Exercise details:
Only the lines holding the string "перемычкой" are needed. Copy each one.

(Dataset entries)
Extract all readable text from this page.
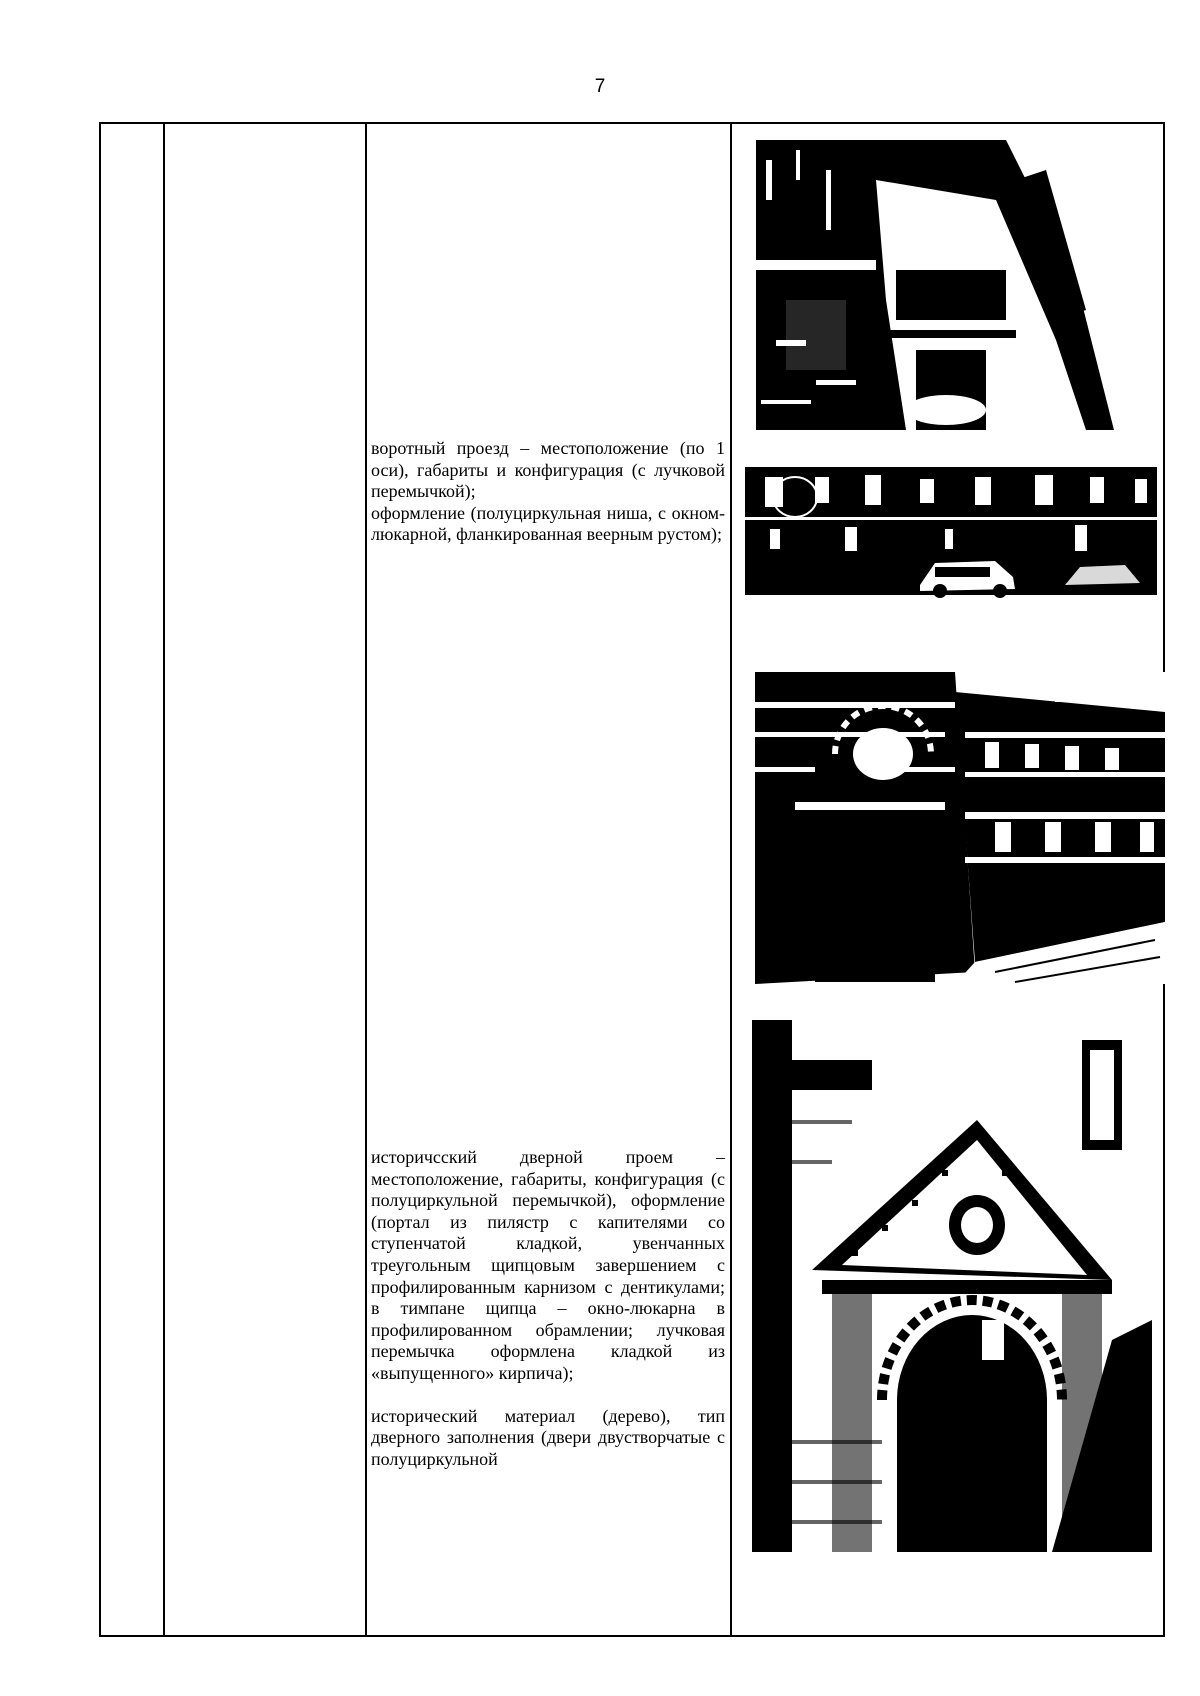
7

воротный проезд – местоположение (по 1 оси), габариты и конфигурация (с лучковой перемычкой);

оформление (полуциркульная ниша, с окном-люкарной, фланкированная веерным рустом);

историчсский дверной проем – местоположение, габариты, конфигурация (с полуциркульной перемычкой), оформление (портал из пилястр с капителями со ступенчатой кладкой, увенчанных треугольным щипцовым завершением с профилированным карнизом с дентикулами; в тимпане щипца – окно-люкарна в профилированном обрамлении; лучковая перемычка оформлена кладкой из «выпущенного» кирпича);

исторический материал (дерево), тип дверного заполнения (двери двустворчатые с полуциркульной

Answer to the exercise:
воротный проезд – местоположение (по 1 оси), габариты и конфигурация (с лучковой перемычкой);
историчсский дверной проем – местоположение, габариты, конфигурация (с полуциркульной перемычкой), оформление (портал из пилястр с капителями со ступенчатой кладкой, увенчанных треугольным щипцовым завершением с профилированным карнизом с дентикулами; в тимпане щипца – окно-люкарна в профилированном обрамлении; лучковая перемычка оформлена кладкой из «выпущенного» кирпича);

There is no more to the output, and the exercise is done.